— start Material —
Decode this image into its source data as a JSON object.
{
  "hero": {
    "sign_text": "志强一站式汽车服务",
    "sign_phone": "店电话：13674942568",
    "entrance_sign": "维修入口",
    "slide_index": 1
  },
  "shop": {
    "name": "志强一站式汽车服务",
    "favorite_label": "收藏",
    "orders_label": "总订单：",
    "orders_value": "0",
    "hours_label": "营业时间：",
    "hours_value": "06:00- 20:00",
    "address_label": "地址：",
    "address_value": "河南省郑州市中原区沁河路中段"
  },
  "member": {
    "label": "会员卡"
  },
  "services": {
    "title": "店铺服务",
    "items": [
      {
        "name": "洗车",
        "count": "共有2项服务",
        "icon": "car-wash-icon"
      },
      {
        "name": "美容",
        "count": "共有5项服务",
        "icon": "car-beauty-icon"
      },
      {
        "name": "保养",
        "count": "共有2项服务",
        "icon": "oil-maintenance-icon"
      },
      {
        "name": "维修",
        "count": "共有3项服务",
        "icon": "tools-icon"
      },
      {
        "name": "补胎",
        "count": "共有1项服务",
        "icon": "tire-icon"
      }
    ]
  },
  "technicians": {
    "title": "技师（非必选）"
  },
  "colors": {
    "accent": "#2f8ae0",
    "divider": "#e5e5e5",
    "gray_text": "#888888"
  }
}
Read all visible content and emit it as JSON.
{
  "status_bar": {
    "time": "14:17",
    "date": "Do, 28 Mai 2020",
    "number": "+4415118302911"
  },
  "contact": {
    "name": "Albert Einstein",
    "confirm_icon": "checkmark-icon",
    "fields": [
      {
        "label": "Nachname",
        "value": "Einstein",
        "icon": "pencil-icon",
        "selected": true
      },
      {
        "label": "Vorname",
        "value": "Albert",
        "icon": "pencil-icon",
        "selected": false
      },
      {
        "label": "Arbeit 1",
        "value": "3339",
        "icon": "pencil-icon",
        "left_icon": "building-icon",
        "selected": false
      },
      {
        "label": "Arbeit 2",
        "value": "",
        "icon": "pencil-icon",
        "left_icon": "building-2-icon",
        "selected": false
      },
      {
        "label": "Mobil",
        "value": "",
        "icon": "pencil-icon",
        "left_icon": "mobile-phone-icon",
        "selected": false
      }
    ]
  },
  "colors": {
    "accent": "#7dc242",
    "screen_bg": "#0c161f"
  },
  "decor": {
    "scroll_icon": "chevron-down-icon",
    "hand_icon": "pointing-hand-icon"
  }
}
— end Material —
— start Material —
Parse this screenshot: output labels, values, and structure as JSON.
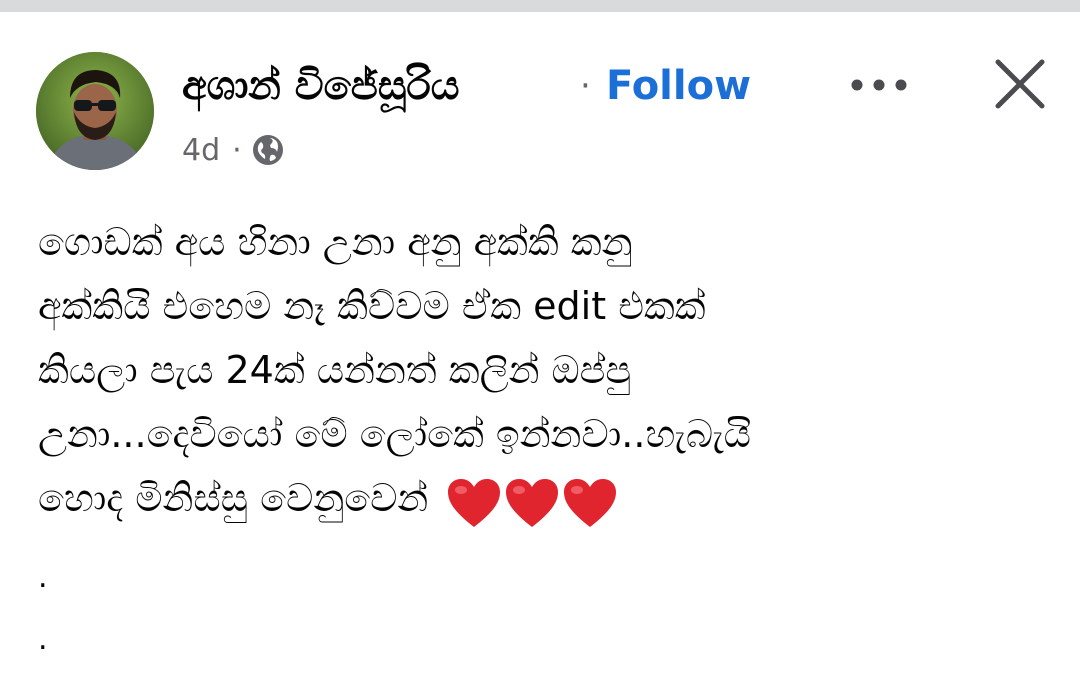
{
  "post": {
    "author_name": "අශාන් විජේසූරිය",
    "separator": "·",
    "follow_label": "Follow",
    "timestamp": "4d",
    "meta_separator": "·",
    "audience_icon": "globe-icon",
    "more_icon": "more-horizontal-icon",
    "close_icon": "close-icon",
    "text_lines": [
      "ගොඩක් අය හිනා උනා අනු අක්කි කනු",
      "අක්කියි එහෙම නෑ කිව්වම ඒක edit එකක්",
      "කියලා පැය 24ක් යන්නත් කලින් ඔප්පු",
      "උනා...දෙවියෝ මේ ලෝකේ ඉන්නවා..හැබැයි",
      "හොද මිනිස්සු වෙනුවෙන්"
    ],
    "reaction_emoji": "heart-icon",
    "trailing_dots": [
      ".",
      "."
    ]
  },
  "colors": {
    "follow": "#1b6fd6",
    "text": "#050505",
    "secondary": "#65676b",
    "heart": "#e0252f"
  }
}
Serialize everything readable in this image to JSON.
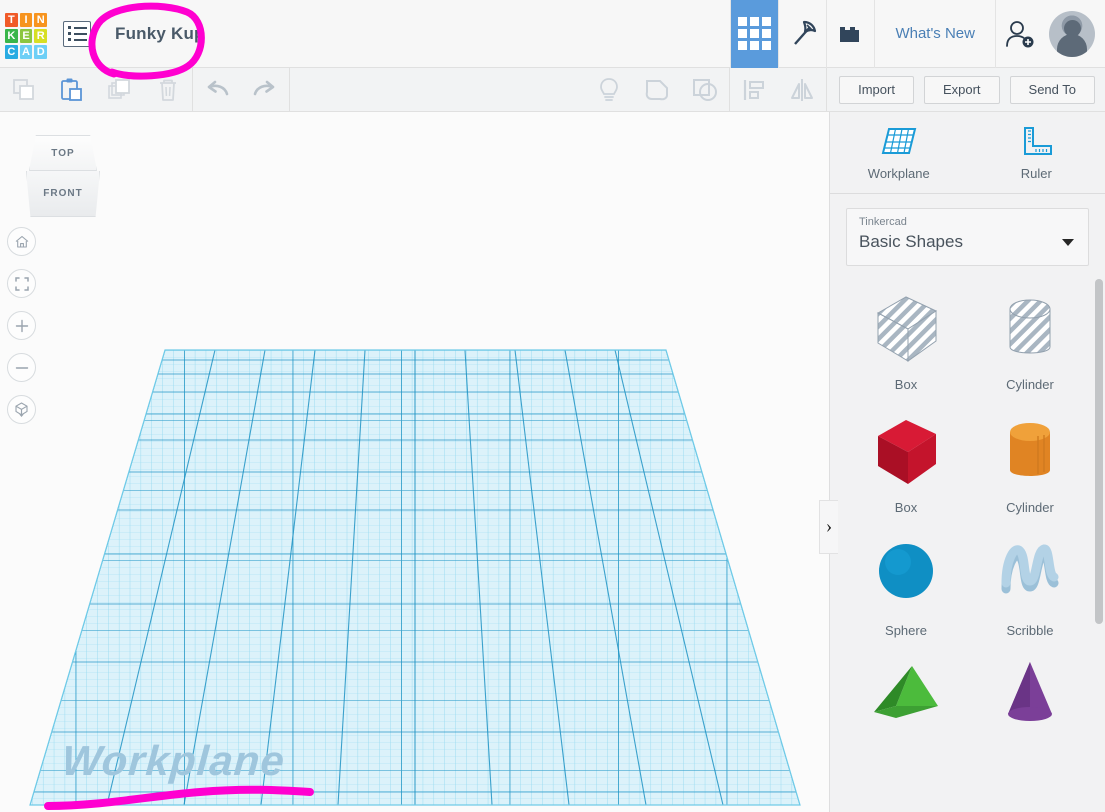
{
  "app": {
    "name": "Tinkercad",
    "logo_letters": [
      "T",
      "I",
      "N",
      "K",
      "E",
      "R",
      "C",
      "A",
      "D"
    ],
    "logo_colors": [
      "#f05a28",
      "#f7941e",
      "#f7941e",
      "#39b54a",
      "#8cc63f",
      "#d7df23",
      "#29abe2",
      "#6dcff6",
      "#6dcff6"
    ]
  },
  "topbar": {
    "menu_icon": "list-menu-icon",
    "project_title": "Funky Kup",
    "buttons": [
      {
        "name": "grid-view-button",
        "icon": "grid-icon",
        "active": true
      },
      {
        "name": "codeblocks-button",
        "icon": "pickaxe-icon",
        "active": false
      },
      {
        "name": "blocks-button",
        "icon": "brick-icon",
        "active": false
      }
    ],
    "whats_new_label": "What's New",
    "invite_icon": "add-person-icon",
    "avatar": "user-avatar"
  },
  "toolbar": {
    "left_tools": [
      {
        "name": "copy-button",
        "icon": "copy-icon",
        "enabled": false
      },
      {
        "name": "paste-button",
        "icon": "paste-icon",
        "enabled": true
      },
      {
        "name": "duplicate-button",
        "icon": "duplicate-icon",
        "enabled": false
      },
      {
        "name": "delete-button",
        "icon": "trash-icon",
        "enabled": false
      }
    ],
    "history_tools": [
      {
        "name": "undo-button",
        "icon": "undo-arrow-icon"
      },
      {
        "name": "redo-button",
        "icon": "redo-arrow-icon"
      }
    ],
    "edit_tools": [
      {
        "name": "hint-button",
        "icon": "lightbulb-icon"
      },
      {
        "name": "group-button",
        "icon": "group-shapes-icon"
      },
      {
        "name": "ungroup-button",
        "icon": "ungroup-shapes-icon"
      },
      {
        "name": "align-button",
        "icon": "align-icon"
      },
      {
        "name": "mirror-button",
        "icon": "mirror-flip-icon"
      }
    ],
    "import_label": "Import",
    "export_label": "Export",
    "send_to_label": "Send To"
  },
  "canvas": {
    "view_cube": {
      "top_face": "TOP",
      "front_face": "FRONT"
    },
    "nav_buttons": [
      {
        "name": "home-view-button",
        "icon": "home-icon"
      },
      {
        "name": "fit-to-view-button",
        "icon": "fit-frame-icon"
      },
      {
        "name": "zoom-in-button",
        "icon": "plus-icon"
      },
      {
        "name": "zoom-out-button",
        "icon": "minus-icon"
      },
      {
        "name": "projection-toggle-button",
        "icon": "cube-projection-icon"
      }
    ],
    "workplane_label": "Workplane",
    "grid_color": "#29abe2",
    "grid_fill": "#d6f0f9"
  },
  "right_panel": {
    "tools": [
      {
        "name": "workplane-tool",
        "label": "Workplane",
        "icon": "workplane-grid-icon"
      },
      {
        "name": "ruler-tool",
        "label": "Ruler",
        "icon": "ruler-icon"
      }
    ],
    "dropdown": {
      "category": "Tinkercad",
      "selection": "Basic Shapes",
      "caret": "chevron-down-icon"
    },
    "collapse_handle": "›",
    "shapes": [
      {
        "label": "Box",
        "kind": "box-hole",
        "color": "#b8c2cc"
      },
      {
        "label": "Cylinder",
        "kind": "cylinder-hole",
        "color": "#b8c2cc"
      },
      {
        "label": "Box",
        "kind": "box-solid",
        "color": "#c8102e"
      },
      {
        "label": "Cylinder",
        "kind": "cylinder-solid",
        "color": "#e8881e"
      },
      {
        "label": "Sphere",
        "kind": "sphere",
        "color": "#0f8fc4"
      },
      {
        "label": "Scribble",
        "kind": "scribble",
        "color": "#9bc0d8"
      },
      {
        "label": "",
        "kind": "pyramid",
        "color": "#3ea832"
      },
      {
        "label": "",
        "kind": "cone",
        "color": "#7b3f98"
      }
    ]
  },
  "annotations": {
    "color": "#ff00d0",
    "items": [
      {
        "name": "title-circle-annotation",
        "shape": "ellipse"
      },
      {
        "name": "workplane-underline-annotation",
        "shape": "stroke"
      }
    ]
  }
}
— end Material —
* Task objective
Using the listing above, pull out all lines that hold the word "志强一站式汽车服务".

* In response
    "sign_text": "志强一站式汽车服务",
    "name": "志强一站式汽车服务",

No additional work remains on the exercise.